▶ [Exercise] Give the material once more, word for word, without any images.
__________________________________________________
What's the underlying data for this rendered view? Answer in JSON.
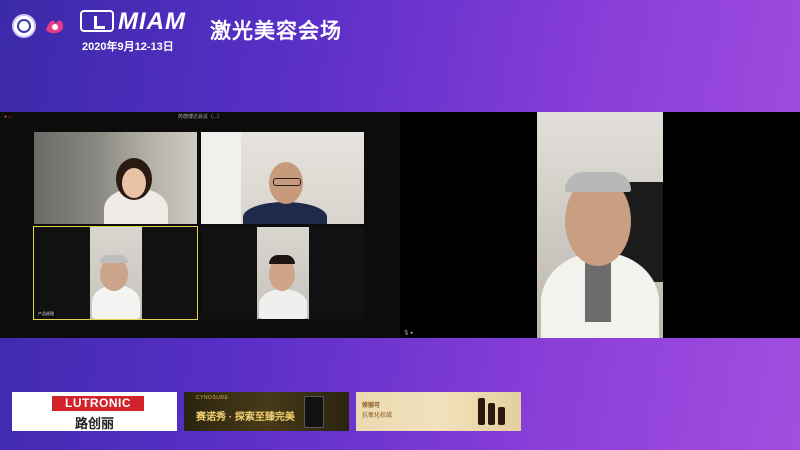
{
  "header": {
    "brand_name": "MIAM",
    "event_date": "2020年9月12-13日",
    "venue_title": "激光美容会场"
  },
  "meeting_window": {
    "title": "芮德博达会议（...）",
    "participants": [
      {
        "label": ""
      },
      {
        "label": ""
      },
      {
        "label": "产品经理"
      },
      {
        "label": ""
      }
    ]
  },
  "sponsors": {
    "lutronic": {
      "name": "LUTRONIC",
      "name_cn": "路创丽"
    },
    "cynosure": {
      "brand": "CYNOSURE",
      "slogan": "赛诺秀 · 探索至臻完美"
    },
    "skincare": {
      "line1": "修丽可",
      "line2": "抗氧化权威"
    }
  },
  "icons": [
    "university-logo-icon",
    "flower-logo-icon",
    "miam-logo-icon",
    "mic-icon",
    "video-icon"
  ]
}
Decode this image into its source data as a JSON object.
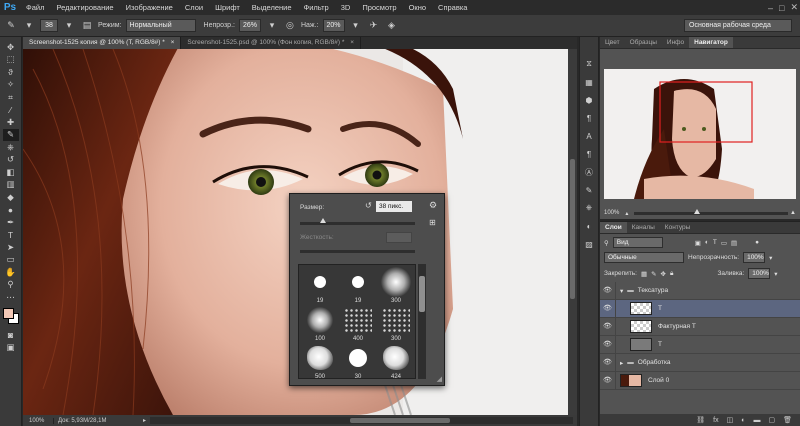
{
  "app": {
    "logo": "Ps"
  },
  "menu": [
    "Файл",
    "Редактирование",
    "Изображение",
    "Слои",
    "Шрифт",
    "Выделение",
    "Фильтр",
    "3D",
    "Просмотр",
    "Окно",
    "Справка"
  ],
  "window_controls": {
    "minimize": "–",
    "maximize": "□",
    "close": "✕"
  },
  "options": {
    "brush_size": "38",
    "mode_label": "Режим:",
    "mode_value": "Нормальный",
    "opacity_label": "Непрозр.:",
    "opacity_value": "26%",
    "flow_label": "Наж.:",
    "flow_value": "20%",
    "workspace": "Основная рабочая среда"
  },
  "doc_tabs": [
    {
      "label": "Screenshot-1525 копия @ 100% (Т, RGB/8#) *",
      "close": "×"
    },
    {
      "label": "Screenshot-1525.psd @ 100% (Фон копия, RGB/8#) *",
      "close": "×"
    }
  ],
  "status": {
    "zoom": "100%",
    "doc": "Док: 5,93M/28,1M"
  },
  "brush_popup": {
    "size_label": "Размер:",
    "size_value": "38 пикс.",
    "size_level": 0.2,
    "hardness_label": "Жесткость:",
    "brushes": [
      {
        "size": "19"
      },
      {
        "size": "19"
      },
      {
        "size": "300"
      },
      {
        "size": "100"
      },
      {
        "size": "400"
      },
      {
        "size": "300"
      },
      {
        "size": "500"
      },
      {
        "size": "30"
      },
      {
        "size": "424"
      }
    ]
  },
  "nav_panel": {
    "tabs": [
      "Цвет",
      "Образцы",
      "Инфо",
      "Навигатор"
    ],
    "zoom": "100%"
  },
  "layers_panel": {
    "tabs": [
      "Слои",
      "Каналы",
      "Контуры"
    ],
    "filter_label": "Вид",
    "blend_mode": "Обычные",
    "opacity_label": "Непрозрачность:",
    "opacity_value": "100%",
    "lock_label": "Закрепить:",
    "fill_label": "Заливка:",
    "fill_value": "100%",
    "layers": [
      {
        "name": "Тексатура",
        "type": "group"
      },
      {
        "name": "Т",
        "type": "layer",
        "selected": true
      },
      {
        "name": "Фактурная Т",
        "type": "layer"
      },
      {
        "name": "Т",
        "type": "layer"
      },
      {
        "name": "Обработка",
        "type": "group"
      },
      {
        "name": "Слой 0",
        "type": "image"
      }
    ]
  },
  "colors": {
    "foreground": "#f2c7b5",
    "background": "#ffffff",
    "accent": "#3fa9f5",
    "selected_layer": "#5c6680"
  }
}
__________________________________________________
▶ [Solved exercise]
What's the underlying data for this rendered view? Answer in JSON.
{
  "header": {
    "brand_name": "MIAM",
    "event_date": "2020年9月12-13日",
    "venue_title": "激光美容会场"
  },
  "meeting_window": {
    "title": "芮德博达会议（...）",
    "participants": [
      {
        "label": ""
      },
      {
        "label": ""
      },
      {
        "label": "产品经理"
      },
      {
        "label": ""
      }
    ]
  },
  "sponsors": {
    "lutronic": {
      "name": "LUTRONIC",
      "name_cn": "路创丽"
    },
    "cynosure": {
      "brand": "CYNOSURE",
      "slogan": "赛诺秀 · 探索至臻完美"
    },
    "skincare": {
      "line1": "修丽可",
      "line2": "抗氧化权威"
    }
  },
  "icons": [
    "university-logo-icon",
    "flower-logo-icon",
    "miam-logo-icon",
    "mic-icon",
    "video-icon"
  ]
}
Decode this image into its source data as a JSON object.
{
  "app": {
    "logo": "Ps"
  },
  "menu": [
    "Файл",
    "Редактирование",
    "Изображение",
    "Слои",
    "Шрифт",
    "Выделение",
    "Фильтр",
    "3D",
    "Просмотр",
    "Окно",
    "Справка"
  ],
  "window_controls": {
    "minimize": "–",
    "maximize": "□",
    "close": "✕"
  },
  "options": {
    "brush_size": "38",
    "mode_label": "Режим:",
    "mode_value": "Нормальный",
    "opacity_label": "Непрозр.:",
    "opacity_value": "26%",
    "flow_label": "Наж.:",
    "flow_value": "20%",
    "workspace": "Основная рабочая среда"
  },
  "doc_tabs": [
    {
      "label": "Screenshot-1525 копия @ 100% (Т, RGB/8#) *",
      "close": "×"
    },
    {
      "label": "Screenshot-1525.psd @ 100% (Фон копия, RGB/8#) *",
      "close": "×"
    }
  ],
  "status": {
    "zoom": "100%",
    "doc": "Док: 5,93M/28,1M"
  },
  "brush_popup": {
    "size_label": "Размер:",
    "size_value": "38 пикс.",
    "size_level": 0.2,
    "hardness_label": "Жесткость:",
    "brushes": [
      {
        "size": "19"
      },
      {
        "size": "19"
      },
      {
        "size": "300"
      },
      {
        "size": "100"
      },
      {
        "size": "400"
      },
      {
        "size": "300"
      },
      {
        "size": "500"
      },
      {
        "size": "30"
      },
      {
        "size": "424"
      }
    ]
  },
  "nav_panel": {
    "tabs": [
      "Цвет",
      "Образцы",
      "Инфо",
      "Навигатор"
    ],
    "zoom": "100%"
  },
  "layers_panel": {
    "tabs": [
      "Слои",
      "Каналы",
      "Контуры"
    ],
    "filter_label": "Вид",
    "blend_mode": "Обычные",
    "opacity_label": "Непрозрачность:",
    "opacity_value": "100%",
    "lock_label": "Закрепить:",
    "fill_label": "Заливка:",
    "fill_value": "100%",
    "layers": [
      {
        "name": "Тексатура",
        "type": "group"
      },
      {
        "name": "Т",
        "type": "layer",
        "selected": true
      },
      {
        "name": "Фактурная Т",
        "type": "layer"
      },
      {
        "name": "Т",
        "type": "layer"
      },
      {
        "name": "Обработка",
        "type": "group"
      },
      {
        "name": "Слой 0",
        "type": "image"
      }
    ]
  },
  "colors": {
    "foreground": "#f2c7b5",
    "background": "#ffffff",
    "accent": "#3fa9f5",
    "selected_layer": "#5c6680"
  }
}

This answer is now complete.